→ **Directions for this task**: Give back each entry unchanged, minus pictures.

→ **Dataset records**:

▬▬▬

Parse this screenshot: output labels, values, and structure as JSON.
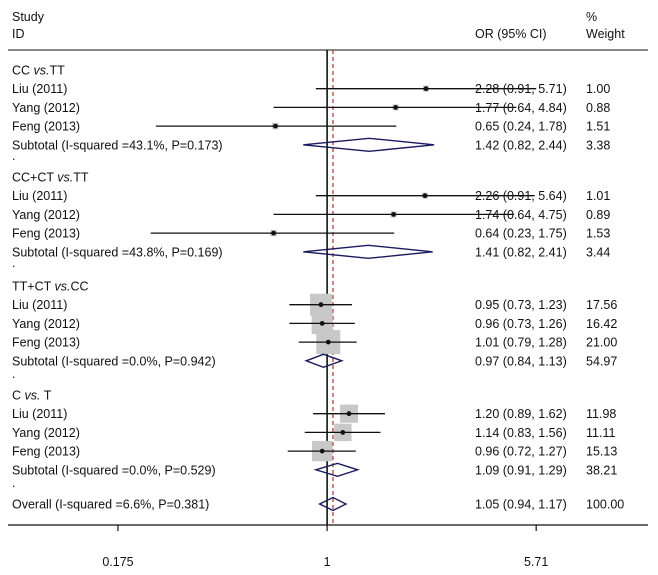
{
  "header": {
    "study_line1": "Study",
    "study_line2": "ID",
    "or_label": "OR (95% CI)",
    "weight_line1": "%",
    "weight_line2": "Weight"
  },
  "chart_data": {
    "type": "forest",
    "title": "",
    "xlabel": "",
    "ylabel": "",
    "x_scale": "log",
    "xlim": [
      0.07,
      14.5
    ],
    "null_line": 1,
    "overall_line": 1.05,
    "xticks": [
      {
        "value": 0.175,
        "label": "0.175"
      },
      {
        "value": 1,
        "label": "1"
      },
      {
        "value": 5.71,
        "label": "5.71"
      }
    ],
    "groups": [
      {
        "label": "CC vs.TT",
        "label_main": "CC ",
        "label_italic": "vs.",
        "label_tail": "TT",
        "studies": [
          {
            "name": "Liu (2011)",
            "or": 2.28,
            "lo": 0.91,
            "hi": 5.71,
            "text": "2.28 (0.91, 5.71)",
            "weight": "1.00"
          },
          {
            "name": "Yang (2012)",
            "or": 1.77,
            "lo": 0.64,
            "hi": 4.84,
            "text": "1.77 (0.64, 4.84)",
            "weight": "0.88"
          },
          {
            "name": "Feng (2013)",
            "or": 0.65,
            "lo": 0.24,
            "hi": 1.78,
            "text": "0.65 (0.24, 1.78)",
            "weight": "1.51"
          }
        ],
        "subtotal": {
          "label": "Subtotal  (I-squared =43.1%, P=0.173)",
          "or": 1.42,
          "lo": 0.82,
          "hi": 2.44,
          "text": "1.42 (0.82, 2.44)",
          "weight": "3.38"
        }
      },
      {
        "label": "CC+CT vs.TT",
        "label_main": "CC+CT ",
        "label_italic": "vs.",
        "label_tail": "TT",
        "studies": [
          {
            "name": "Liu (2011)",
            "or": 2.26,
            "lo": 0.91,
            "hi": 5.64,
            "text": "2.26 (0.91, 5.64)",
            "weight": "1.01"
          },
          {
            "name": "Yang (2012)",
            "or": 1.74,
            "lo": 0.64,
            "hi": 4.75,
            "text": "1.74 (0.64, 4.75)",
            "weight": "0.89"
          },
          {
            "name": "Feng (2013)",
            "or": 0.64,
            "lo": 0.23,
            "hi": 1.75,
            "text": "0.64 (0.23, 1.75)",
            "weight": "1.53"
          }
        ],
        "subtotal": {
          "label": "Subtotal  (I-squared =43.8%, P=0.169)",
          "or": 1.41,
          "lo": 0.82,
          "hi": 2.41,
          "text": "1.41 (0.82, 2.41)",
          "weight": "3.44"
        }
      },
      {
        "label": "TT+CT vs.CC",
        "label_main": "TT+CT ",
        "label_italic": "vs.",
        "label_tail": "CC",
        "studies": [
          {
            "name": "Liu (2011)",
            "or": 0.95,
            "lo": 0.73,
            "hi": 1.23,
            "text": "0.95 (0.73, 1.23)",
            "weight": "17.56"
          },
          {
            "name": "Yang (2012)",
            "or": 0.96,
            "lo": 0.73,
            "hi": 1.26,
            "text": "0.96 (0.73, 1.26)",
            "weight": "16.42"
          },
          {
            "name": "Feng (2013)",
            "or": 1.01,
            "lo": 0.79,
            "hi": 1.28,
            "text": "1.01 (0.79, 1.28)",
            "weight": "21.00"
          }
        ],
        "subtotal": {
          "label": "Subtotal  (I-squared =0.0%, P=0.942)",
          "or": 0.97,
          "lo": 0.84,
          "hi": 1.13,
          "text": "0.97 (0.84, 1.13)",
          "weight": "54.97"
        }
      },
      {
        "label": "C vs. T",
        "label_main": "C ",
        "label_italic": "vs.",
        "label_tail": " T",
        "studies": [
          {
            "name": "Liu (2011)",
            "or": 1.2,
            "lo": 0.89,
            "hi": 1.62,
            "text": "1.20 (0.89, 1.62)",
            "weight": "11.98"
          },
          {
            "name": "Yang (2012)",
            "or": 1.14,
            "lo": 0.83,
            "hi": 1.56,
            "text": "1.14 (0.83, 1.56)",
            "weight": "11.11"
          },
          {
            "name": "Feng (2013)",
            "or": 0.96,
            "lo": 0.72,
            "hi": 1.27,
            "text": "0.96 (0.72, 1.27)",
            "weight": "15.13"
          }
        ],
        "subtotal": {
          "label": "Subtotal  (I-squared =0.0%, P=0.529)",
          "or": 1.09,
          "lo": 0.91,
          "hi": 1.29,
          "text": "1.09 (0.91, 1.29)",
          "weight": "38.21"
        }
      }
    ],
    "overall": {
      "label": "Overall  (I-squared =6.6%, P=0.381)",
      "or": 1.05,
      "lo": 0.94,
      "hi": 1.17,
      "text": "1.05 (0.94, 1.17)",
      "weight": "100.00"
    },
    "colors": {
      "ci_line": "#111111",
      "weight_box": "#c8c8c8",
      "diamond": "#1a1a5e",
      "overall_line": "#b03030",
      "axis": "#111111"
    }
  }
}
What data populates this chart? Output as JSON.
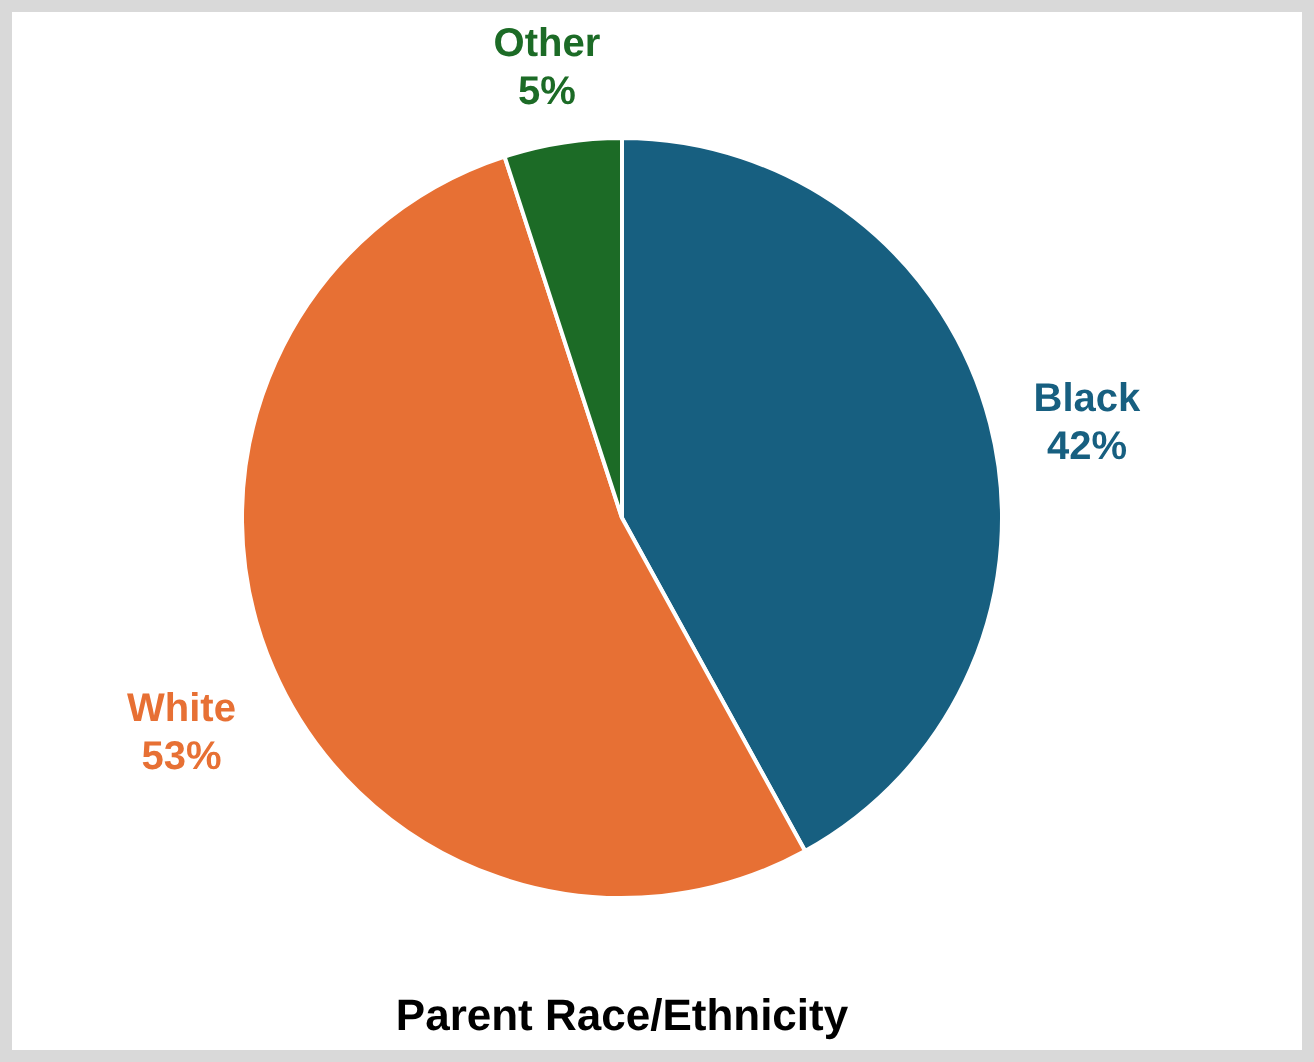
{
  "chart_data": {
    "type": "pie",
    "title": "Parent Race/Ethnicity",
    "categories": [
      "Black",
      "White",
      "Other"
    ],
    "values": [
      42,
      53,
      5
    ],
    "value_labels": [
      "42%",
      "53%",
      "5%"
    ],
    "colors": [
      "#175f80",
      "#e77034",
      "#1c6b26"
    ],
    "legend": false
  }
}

▬▬▬

→ **Completed task**:
Parse this screenshot: output labels, values, and structure as JSON.
{
  "header": {
    "study_line1": "Study",
    "study_line2": "ID",
    "or_label": "OR (95% CI)",
    "weight_line1": "%",
    "weight_line2": "Weight"
  },
  "chart_data": {
    "type": "forest",
    "title": "",
    "xlabel": "",
    "ylabel": "",
    "x_scale": "log",
    "xlim": [
      0.07,
      14.5
    ],
    "null_line": 1,
    "overall_line": 1.05,
    "xticks": [
      {
        "value": 0.175,
        "label": "0.175"
      },
      {
        "value": 1,
        "label": "1"
      },
      {
        "value": 5.71,
        "label": "5.71"
      }
    ],
    "groups": [
      {
        "label": "CC vs.TT",
        "label_main": "CC ",
        "label_italic": "vs.",
        "label_tail": "TT",
        "studies": [
          {
            "name": "Liu (2011)",
            "or": 2.28,
            "lo": 0.91,
            "hi": 5.71,
            "text": "2.28 (0.91, 5.71)",
            "weight": "1.00"
          },
          {
            "name": "Yang (2012)",
            "or": 1.77,
            "lo": 0.64,
            "hi": 4.84,
            "text": "1.77 (0.64, 4.84)",
            "weight": "0.88"
          },
          {
            "name": "Feng (2013)",
            "or": 0.65,
            "lo": 0.24,
            "hi": 1.78,
            "text": "0.65 (0.24, 1.78)",
            "weight": "1.51"
          }
        ],
        "subtotal": {
          "label": "Subtotal  (I-squared =43.1%, P=0.173)",
          "or": 1.42,
          "lo": 0.82,
          "hi": 2.44,
          "text": "1.42 (0.82, 2.44)",
          "weight": "3.38"
        }
      },
      {
        "label": "CC+CT vs.TT",
        "label_main": "CC+CT ",
        "label_italic": "vs.",
        "label_tail": "TT",
        "studies": [
          {
            "name": "Liu (2011)",
            "or": 2.26,
            "lo": 0.91,
            "hi": 5.64,
            "text": "2.26 (0.91, 5.64)",
            "weight": "1.01"
          },
          {
            "name": "Yang (2012)",
            "or": 1.74,
            "lo": 0.64,
            "hi": 4.75,
            "text": "1.74 (0.64, 4.75)",
            "weight": "0.89"
          },
          {
            "name": "Feng (2013)",
            "or": 0.64,
            "lo": 0.23,
            "hi": 1.75,
            "text": "0.64 (0.23, 1.75)",
            "weight": "1.53"
          }
        ],
        "subtotal": {
          "label": "Subtotal  (I-squared =43.8%, P=0.169)",
          "or": 1.41,
          "lo": 0.82,
          "hi": 2.41,
          "text": "1.41 (0.82, 2.41)",
          "weight": "3.44"
        }
      },
      {
        "label": "TT+CT vs.CC",
        "label_main": "TT+CT ",
        "label_italic": "vs.",
        "label_tail": "CC",
        "studies": [
          {
            "name": "Liu (2011)",
            "or": 0.95,
            "lo": 0.73,
            "hi": 1.23,
            "text": "0.95 (0.73, 1.23)",
            "weight": "17.56"
          },
          {
            "name": "Yang (2012)",
            "or": 0.96,
            "lo": 0.73,
            "hi": 1.26,
            "text": "0.96 (0.73, 1.26)",
            "weight": "16.42"
          },
          {
            "name": "Feng (2013)",
            "or": 1.01,
            "lo": 0.79,
            "hi": 1.28,
            "text": "1.01 (0.79, 1.28)",
            "weight": "21.00"
          }
        ],
        "subtotal": {
          "label": "Subtotal  (I-squared =0.0%, P=0.942)",
          "or": 0.97,
          "lo": 0.84,
          "hi": 1.13,
          "text": "0.97 (0.84, 1.13)",
          "weight": "54.97"
        }
      },
      {
        "label": "C vs. T",
        "label_main": "C ",
        "label_italic": "vs.",
        "label_tail": " T",
        "studies": [
          {
            "name": "Liu (2011)",
            "or": 1.2,
            "lo": 0.89,
            "hi": 1.62,
            "text": "1.20 (0.89, 1.62)",
            "weight": "11.98"
          },
          {
            "name": "Yang (2012)",
            "or": 1.14,
            "lo": 0.83,
            "hi": 1.56,
            "text": "1.14 (0.83, 1.56)",
            "weight": "11.11"
          },
          {
            "name": "Feng (2013)",
            "or": 0.96,
            "lo": 0.72,
            "hi": 1.27,
            "text": "0.96 (0.72, 1.27)",
            "weight": "15.13"
          }
        ],
        "subtotal": {
          "label": "Subtotal  (I-squared =0.0%, P=0.529)",
          "or": 1.09,
          "lo": 0.91,
          "hi": 1.29,
          "text": "1.09 (0.91, 1.29)",
          "weight": "38.21"
        }
      }
    ],
    "overall": {
      "label": "Overall  (I-squared =6.6%, P=0.381)",
      "or": 1.05,
      "lo": 0.94,
      "hi": 1.17,
      "text": "1.05 (0.94, 1.17)",
      "weight": "100.00"
    },
    "colors": {
      "ci_line": "#111111",
      "weight_box": "#c8c8c8",
      "diamond": "#1a1a5e",
      "overall_line": "#b03030",
      "axis": "#111111"
    }
  }
}
What data populates this chart? Output as JSON.
{
  "chart_data": {
    "type": "pie",
    "title": "Parent Race/Ethnicity",
    "categories": [
      "Black",
      "White",
      "Other"
    ],
    "values": [
      42,
      53,
      5
    ],
    "value_labels": [
      "42%",
      "53%",
      "5%"
    ],
    "colors": [
      "#175f80",
      "#e77034",
      "#1c6b26"
    ],
    "legend": false
  }
}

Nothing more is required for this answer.